◆ **Written problem**
Scan the material that follows. Copy every line containing the word "bottom".

◆ **Given information**

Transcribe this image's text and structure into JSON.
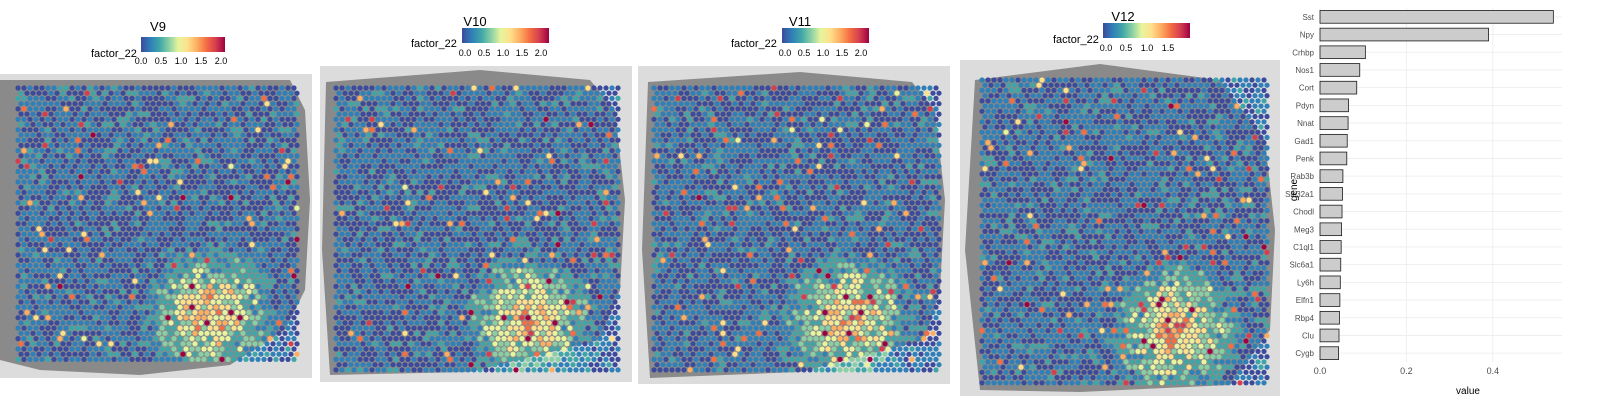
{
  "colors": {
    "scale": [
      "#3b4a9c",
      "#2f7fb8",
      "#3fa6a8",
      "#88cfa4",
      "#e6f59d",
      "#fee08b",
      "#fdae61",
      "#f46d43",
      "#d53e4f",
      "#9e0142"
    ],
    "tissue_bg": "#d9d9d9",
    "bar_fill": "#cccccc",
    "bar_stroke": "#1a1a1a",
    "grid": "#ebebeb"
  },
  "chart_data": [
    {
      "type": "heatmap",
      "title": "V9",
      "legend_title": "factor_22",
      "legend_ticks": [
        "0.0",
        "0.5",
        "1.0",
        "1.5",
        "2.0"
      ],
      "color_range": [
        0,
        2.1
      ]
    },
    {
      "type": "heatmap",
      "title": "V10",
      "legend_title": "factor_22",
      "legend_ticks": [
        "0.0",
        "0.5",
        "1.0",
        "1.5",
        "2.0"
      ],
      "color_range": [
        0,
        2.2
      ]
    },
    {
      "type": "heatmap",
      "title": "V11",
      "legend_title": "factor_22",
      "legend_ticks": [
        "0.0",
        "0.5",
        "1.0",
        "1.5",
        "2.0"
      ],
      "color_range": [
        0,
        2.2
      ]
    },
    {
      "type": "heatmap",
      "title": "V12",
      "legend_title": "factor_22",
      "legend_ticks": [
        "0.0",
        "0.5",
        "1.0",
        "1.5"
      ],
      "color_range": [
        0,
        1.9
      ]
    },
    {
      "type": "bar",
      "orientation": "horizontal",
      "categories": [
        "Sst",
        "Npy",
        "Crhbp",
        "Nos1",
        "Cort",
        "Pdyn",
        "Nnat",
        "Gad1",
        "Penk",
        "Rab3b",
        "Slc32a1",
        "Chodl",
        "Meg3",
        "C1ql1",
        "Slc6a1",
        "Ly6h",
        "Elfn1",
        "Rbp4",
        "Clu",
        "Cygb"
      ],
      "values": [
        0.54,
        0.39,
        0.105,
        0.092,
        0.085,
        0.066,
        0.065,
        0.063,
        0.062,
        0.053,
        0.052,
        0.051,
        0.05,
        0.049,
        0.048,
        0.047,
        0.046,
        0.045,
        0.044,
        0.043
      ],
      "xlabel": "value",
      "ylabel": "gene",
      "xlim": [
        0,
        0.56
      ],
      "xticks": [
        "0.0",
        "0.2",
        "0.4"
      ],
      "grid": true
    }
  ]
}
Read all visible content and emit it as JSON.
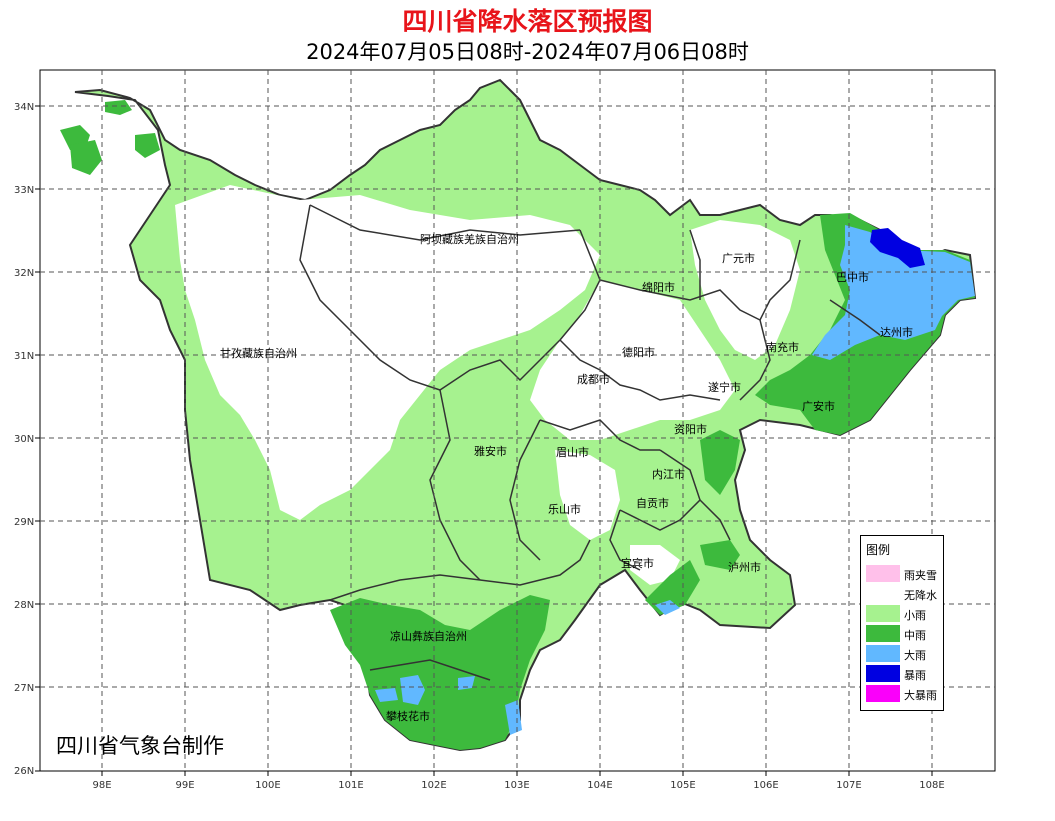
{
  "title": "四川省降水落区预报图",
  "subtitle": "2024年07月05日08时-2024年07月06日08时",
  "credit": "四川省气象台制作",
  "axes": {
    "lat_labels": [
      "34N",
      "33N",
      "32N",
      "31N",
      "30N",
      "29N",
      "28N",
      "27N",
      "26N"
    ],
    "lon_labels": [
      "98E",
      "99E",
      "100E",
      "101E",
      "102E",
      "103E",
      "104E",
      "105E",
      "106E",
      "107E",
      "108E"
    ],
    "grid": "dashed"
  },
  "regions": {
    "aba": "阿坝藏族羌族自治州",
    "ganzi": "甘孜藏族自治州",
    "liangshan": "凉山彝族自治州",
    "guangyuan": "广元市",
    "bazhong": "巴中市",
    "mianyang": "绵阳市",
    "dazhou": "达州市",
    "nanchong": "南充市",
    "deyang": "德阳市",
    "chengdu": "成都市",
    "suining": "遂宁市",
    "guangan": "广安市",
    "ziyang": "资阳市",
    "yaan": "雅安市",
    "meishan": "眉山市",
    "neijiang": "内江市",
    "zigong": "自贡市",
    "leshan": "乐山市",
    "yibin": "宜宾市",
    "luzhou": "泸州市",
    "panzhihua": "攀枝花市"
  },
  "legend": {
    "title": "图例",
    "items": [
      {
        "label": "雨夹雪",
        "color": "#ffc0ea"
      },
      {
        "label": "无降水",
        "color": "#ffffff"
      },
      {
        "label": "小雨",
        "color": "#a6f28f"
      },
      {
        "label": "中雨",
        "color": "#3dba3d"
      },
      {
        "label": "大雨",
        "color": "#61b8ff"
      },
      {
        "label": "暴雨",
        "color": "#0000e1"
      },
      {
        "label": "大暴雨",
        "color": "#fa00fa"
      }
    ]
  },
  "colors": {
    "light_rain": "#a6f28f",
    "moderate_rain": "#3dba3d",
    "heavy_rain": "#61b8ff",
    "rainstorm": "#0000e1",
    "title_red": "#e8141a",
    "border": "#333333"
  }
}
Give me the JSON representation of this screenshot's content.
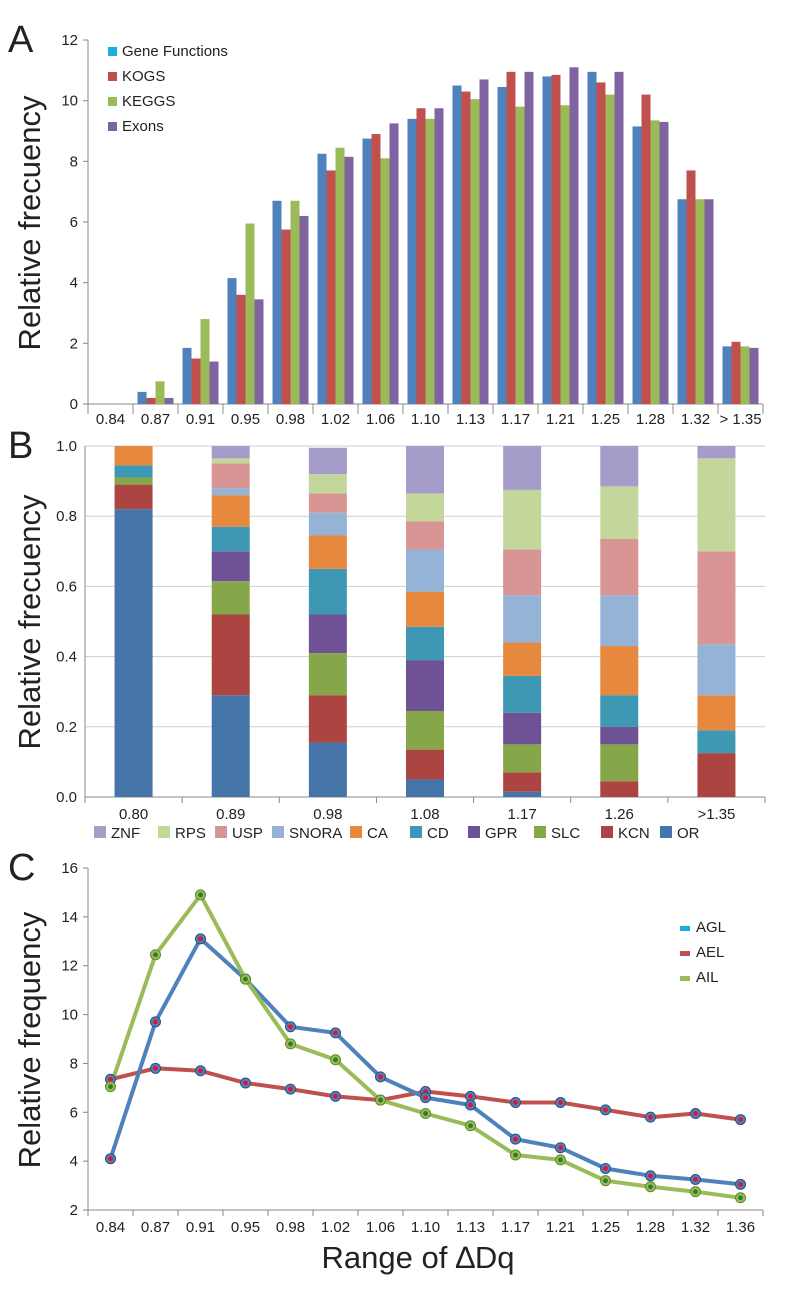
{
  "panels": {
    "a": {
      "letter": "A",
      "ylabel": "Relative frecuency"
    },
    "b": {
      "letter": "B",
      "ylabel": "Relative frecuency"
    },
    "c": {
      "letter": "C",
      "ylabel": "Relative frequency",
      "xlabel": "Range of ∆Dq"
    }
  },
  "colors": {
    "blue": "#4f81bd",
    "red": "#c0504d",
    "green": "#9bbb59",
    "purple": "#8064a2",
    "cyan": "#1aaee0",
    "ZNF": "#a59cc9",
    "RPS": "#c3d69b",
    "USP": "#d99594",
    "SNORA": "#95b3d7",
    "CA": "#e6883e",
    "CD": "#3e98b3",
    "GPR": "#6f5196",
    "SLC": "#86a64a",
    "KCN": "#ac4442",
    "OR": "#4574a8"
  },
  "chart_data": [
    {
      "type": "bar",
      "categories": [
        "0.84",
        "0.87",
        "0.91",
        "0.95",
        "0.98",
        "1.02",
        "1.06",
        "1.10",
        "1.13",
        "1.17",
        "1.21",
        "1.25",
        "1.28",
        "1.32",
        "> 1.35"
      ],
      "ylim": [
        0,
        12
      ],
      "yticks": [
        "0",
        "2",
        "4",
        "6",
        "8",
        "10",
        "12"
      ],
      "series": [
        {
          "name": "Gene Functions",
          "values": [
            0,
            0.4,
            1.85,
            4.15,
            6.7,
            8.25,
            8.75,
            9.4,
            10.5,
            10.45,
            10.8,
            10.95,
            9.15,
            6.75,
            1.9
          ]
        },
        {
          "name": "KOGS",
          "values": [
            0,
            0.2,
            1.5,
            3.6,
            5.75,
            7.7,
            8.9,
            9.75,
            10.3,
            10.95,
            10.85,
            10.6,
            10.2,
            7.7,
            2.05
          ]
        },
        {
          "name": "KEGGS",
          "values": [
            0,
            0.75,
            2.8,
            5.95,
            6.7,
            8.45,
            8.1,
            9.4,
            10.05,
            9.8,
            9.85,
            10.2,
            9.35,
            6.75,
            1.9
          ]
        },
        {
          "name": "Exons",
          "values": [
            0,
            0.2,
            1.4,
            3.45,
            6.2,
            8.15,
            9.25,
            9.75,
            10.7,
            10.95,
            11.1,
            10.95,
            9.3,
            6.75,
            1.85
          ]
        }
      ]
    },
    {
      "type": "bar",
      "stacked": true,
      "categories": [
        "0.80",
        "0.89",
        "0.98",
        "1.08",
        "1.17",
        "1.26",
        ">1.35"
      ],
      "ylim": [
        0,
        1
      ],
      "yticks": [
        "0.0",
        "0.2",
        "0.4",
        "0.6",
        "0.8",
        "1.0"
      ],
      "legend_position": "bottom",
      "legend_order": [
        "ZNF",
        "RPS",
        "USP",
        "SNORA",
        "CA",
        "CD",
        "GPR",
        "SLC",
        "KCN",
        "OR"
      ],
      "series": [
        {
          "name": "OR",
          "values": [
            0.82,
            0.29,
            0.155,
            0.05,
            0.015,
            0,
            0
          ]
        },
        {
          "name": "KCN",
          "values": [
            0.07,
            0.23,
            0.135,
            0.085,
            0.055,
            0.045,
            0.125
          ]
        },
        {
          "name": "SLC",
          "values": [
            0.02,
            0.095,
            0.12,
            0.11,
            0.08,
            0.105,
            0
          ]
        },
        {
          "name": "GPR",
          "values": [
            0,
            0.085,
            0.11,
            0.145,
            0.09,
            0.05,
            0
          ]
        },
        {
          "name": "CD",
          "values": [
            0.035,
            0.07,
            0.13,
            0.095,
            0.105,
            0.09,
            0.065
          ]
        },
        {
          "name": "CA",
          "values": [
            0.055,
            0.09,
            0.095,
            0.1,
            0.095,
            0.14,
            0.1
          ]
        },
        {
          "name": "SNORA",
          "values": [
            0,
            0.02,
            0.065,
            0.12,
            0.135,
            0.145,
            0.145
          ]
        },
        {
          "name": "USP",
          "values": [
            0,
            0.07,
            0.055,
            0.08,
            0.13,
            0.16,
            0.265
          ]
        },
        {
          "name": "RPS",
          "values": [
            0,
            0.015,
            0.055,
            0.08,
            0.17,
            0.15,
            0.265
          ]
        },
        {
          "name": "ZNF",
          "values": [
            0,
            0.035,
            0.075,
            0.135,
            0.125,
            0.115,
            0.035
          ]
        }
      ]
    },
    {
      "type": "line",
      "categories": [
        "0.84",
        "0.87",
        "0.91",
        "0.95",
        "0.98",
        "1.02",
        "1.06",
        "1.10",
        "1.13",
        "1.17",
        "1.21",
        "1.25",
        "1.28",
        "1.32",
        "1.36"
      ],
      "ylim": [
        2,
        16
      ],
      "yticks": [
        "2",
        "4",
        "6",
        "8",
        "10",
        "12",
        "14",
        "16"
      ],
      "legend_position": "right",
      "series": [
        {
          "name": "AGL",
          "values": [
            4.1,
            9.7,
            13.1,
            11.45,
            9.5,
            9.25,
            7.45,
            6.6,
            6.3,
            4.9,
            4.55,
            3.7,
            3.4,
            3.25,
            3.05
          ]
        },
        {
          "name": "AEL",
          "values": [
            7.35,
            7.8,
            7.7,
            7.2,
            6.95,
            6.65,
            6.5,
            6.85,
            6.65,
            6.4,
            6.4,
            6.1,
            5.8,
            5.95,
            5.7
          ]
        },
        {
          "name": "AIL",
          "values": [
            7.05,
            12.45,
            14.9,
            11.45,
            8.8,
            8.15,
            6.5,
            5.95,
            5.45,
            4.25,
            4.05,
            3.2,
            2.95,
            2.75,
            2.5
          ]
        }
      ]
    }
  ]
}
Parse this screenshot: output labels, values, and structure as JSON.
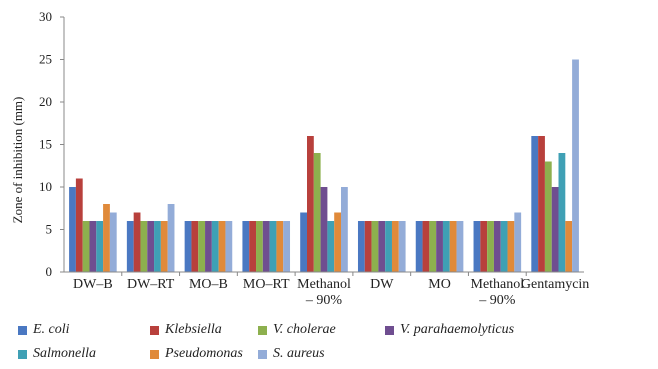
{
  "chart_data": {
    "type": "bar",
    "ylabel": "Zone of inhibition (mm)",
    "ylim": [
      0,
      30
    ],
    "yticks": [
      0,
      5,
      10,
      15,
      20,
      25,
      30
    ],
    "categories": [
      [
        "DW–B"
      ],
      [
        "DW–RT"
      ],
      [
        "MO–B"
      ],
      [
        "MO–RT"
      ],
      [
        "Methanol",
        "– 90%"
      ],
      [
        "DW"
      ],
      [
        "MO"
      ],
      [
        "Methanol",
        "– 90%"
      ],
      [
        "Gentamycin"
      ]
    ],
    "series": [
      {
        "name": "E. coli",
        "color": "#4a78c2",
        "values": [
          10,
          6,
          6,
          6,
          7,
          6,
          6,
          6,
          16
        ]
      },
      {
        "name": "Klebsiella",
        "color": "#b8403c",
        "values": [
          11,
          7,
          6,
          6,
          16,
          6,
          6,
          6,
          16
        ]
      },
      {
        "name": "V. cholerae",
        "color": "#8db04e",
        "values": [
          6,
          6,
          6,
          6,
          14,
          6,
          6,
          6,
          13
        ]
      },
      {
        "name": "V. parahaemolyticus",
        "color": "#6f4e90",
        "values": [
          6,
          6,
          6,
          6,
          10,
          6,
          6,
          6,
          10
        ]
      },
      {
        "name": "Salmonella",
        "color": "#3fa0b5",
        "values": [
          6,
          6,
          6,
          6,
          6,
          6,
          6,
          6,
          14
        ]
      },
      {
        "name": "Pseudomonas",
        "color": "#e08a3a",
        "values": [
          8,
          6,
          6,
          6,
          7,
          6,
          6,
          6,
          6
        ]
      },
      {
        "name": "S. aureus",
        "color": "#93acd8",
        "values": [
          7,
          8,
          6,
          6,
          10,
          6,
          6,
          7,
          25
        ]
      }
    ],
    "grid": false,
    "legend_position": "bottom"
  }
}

◆ **Response for this exercise**
      "legend_position": "bottom",
    "legend_position": "bottom"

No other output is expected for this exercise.